— Task brief —
Please write out the material that follows, exactly as it stands.

Raw records

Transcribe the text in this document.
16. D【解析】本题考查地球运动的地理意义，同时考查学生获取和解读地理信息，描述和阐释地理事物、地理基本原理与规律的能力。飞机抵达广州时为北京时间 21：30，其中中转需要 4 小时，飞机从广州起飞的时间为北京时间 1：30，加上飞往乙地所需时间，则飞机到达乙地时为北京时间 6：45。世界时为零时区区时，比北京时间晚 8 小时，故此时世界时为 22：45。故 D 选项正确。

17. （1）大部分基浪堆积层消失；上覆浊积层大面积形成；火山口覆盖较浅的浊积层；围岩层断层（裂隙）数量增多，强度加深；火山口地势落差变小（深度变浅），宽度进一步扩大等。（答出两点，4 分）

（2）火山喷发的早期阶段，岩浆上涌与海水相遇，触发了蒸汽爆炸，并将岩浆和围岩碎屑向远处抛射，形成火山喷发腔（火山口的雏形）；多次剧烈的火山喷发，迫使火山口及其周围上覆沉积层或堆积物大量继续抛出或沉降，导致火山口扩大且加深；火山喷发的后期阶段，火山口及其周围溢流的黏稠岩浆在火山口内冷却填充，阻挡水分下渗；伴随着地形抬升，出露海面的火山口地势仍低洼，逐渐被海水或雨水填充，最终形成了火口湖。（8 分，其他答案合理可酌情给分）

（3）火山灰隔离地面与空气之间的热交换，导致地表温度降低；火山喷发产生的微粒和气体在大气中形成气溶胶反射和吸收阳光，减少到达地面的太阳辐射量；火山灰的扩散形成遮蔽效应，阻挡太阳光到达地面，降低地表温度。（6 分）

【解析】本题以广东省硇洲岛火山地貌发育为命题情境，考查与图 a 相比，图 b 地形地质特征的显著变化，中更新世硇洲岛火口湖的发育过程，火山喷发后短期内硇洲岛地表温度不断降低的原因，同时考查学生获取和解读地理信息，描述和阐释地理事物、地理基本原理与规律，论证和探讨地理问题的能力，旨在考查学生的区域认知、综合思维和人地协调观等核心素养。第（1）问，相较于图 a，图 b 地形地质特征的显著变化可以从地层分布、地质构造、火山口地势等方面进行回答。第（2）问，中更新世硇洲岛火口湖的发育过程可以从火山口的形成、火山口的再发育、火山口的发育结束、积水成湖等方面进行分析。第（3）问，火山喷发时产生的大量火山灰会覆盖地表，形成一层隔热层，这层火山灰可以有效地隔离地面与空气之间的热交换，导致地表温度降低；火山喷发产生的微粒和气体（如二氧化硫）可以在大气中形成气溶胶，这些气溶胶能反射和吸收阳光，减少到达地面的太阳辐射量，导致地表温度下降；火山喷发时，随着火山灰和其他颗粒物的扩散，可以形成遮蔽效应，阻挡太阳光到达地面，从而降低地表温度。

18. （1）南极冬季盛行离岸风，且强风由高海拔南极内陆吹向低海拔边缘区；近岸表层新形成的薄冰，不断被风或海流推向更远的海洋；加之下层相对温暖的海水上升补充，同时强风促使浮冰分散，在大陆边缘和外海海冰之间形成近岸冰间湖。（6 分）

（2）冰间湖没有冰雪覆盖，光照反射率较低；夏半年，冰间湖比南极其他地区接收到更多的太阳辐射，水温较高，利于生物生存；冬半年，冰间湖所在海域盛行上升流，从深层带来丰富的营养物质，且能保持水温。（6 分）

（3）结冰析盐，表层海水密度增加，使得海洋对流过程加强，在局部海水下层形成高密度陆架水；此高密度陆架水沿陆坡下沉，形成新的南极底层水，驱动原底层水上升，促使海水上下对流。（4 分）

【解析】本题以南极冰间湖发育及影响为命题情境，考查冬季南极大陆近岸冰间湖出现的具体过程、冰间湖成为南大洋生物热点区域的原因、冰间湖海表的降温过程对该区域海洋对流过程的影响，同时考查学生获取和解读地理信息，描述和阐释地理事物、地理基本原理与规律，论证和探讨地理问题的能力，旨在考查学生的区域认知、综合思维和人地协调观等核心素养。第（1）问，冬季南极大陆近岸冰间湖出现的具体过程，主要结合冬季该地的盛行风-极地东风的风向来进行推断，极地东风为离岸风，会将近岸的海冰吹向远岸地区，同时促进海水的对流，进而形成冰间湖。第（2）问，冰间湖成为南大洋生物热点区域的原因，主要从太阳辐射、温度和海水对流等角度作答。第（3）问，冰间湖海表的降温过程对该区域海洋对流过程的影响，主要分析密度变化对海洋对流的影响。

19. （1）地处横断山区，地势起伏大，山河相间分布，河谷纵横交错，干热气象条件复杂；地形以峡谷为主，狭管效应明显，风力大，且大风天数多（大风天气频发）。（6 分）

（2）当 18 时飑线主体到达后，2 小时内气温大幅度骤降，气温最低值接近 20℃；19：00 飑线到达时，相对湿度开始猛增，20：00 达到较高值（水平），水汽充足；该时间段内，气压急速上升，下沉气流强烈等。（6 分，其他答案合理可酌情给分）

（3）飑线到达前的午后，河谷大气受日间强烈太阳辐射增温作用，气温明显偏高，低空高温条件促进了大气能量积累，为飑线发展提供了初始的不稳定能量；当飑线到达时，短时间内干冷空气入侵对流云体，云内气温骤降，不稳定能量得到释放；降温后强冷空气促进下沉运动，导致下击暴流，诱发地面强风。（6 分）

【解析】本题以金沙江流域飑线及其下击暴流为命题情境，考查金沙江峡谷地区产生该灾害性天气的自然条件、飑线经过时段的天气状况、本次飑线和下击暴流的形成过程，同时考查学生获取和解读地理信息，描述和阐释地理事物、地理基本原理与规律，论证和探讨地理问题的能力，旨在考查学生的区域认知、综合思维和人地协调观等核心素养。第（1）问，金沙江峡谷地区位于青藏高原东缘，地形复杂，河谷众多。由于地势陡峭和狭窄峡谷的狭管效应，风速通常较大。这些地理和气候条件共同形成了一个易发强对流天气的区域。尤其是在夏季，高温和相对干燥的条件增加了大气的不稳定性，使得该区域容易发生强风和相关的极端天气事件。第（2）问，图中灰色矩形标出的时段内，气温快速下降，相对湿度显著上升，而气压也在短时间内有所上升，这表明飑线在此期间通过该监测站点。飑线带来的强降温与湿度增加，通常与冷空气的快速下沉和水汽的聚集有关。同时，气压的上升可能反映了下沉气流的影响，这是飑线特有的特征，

— Solution below —
Transcribe the text in this document.
16. D【解析】本题考查地球运动的地理意义，同时考查学生获取和解读地理信息，描述和阐释地理事物、地理基本原理与规律的能力。飞机抵达广州时为北京时间 21：30，其中中转需要 4 小时，飞机从广州起飞的时间为北京时间 1：30，加上飞往乙地所需时间，则飞机到达乙地时为北京时间 6：45。世界时为零时区区时，比北京时间晚 8 小时，故此时世界时为 22：45。故 D 选项正确。

17. （1）大部分基浪堆积层消失；上覆浊积层大面积形成；火山口覆盖较浅的浊积层；围岩层断层（裂隙）数量增多，强度加深；火山口地势落差变小（深度变浅），宽度进一步扩大等。（答出两点，4 分）

（2）火山喷发的早期阶段，岩浆上涌与海水相遇，触发了蒸汽爆炸，并将岩浆和围岩碎屑向远处抛射，形成火山喷发腔（火山口的雏形）；多次剧烈的火山喷发，迫使火山口及其周围上覆沉积层或堆积物大量继续抛出或沉降，导致火山口扩大且加深；火山喷发的后期阶段，火山口及其周围溢流的黏稠岩浆在火山口内冷却填充，阻挡水分下渗；伴随着地形抬升，出露海面的火山口地势仍低洼，逐渐被海水或雨水填充，最终形成了火口湖。（8 分，其他答案合理可酌情给分）

（3）火山灰隔离地面与空气之间的热交换，导致地表温度降低；火山喷发产生的微粒和气体在大气中形成气溶胶反射和吸收阳光，减少到达地面的太阳辐射量；火山灰的扩散形成遮蔽效应，阻挡太阳光到达地面，降低地表温度。（6 分）

【解析】本题以广东省硇洲岛火山地貌发育为命题情境，考查与图 a 相比，图 b 地形地质特征的显著变化，中更新世硇洲岛火口湖的发育过程，火山喷发后短期内硇洲岛地表温度不断降低的原因，同时考查学生获取和解读地理信息，描述和阐释地理事物、地理基本原理与规律，论证和探讨地理问题的能力，旨在考查学生的区域认知、综合思维和人地协调观等核心素养。第（1）问，相较于图 a，图 b 地形地质特征的显著变化可以从地层分布、地质构造、火山口地势等方面进行回答。第（2）问，中更新世硇洲岛火口湖的发育过程可以从火山口的形成、火山口的再发育、火山口的发育结束、积水成湖等方面进行分析。第（3）问，火山喷发时产生的大量火山灰会覆盖地表，形成一层隔热层，这层火山灰可以有效地隔离地面与空气之间的热交换，导致地表温度降低；火山喷发产生的微粒和气体（如二氧化硫）可以在大气中形成气溶胶，这些气溶胶能反射和吸收阳光，减少到达地面的太阳辐射量，导致地表温度下降；火山喷发时，随着火山灰和其他颗粒物的扩散，可以形成遮蔽效应，阻挡太阳光到达地面，从而降低地表温度。

18. （1）南极冬季盛行离岸风，且强风由高海拔南极内陆吹向低海拔边缘区；近岸表层新形成的薄冰，不断被风或海流推向更远的海洋；加之下层相对温暖的海水上升补充，同时强风促使浮冰分散，在大陆边缘和外海海冰之间形成近岸冰间湖。（6 分）

（2）冰间湖没有冰雪覆盖，光照反射率较低；夏半年，冰间湖比南极其他地区接收到更多的太阳辐射，水温较高，利于生物生存；冬半年，冰间湖所在海域盛行上升流，从深层带来丰富的营养物质，且能保持水温。（6 分）

（3）结冰析盐，表层海水密度增加，使得海洋对流过程加强，在局部海水下层形成高密度陆架水；此高密度陆架水沿陆坡下沉，形成新的南极底层水，驱动原底层水上升，促使海水上下对流。（4 分）

【解析】本题以南极冰间湖发育及影响为命题情境，考查冬季南极大陆近岸冰间湖出现的具体过程、冰间湖成为南大洋生物热点区域的原因、冰间湖海表的降温过程对该区域海洋对流过程的影响，同时考查学生获取和解读地理信息，描述和阐释地理事物、地理基本原理与规律，论证和探讨地理问题的能力，旨在考查学生的区域认知、综合思维和人地协调观等核心素养。第（1）问，冬季南极大陆近岸冰间湖出现的具体过程，主要结合冬季该地的盛行风-极地东风的风向来进行推断，极地东风为离岸风，会将近岸的海冰吹向远岸地区，同时促进海水的对流，进而形成冰间湖。第（2）问，冰间湖成为南大洋生物热点区域的原因，主要从太阳辐射、温度和海水对流等角度作答。第（3）问，冰间湖海表的降温过程对该区域海洋对流过程的影响，主要分析密度变化对海洋对流的影响。

19. （1）地处横断山区，地势起伏大，山河相间分布，河谷纵横交错，干热气象条件复杂；地形以峡谷为主，狭管效应明显，风力大，且大风天数多（大风天气频发）。（6 分）

（2）当 18 时飑线主体到达后，2 小时内气温大幅度骤降，气温最低值接近 20℃；19：00 飑线到达时，相对湿度开始猛增，20：00 达到较高值（水平），水汽充足；该时间段内，气压急速上升，下沉气流强烈等。（6 分，其他答案合理可酌情给分）

（3）飑线到达前的午后，河谷大气受日间强烈太阳辐射增温作用，气温明显偏高，低空高温条件促进了大气能量积累，为飑线发展提供了初始的不稳定能量；当飑线到达时，短时间内干冷空气入侵对流云体，云内气温骤降，不稳定能量得到释放；降温后强冷空气促进下沉运动，导致下击暴流，诱发地面强风。（6 分）

【解析】本题以金沙江流域飑线及其下击暴流为命题情境，考查金沙江峡谷地区产生该灾害性天气的自然条件、飑线经过时段的天气状况、本次飑线和下击暴流的形成过程，同时考查学生获取和解读地理信息，描述和阐释地理事物、地理基本原理与规律，论证和探讨地理问题的能力，旨在考查学生的区域认知、综合思维和人地协调观等核心素养。第（1）问，金沙江峡谷地区位于青藏高原东缘，地形复杂，河谷众多。由于地势陡峭和狭窄峡谷的狭管效应，风速通常较大。这些地理和气候条件共同形成了一个易发强对流天气的区域。尤其是在夏季，高温和相对干燥的条件增加了大气的不稳定性，使得该区域容易发生强风和相关的极端天气事件。第（2）问，图中灰色矩形标出的时段内，气温快速下降，相对湿度显著上升，而气压也在短时间内有所上升，这表明飑线在此期间通过该监测站点。飑线带来的强降温与湿度增加，通常与冷空气的快速下沉和水汽的聚集有关。同时，气压的上升可能反映了下沉气流的影响，这是飑线特有的特征，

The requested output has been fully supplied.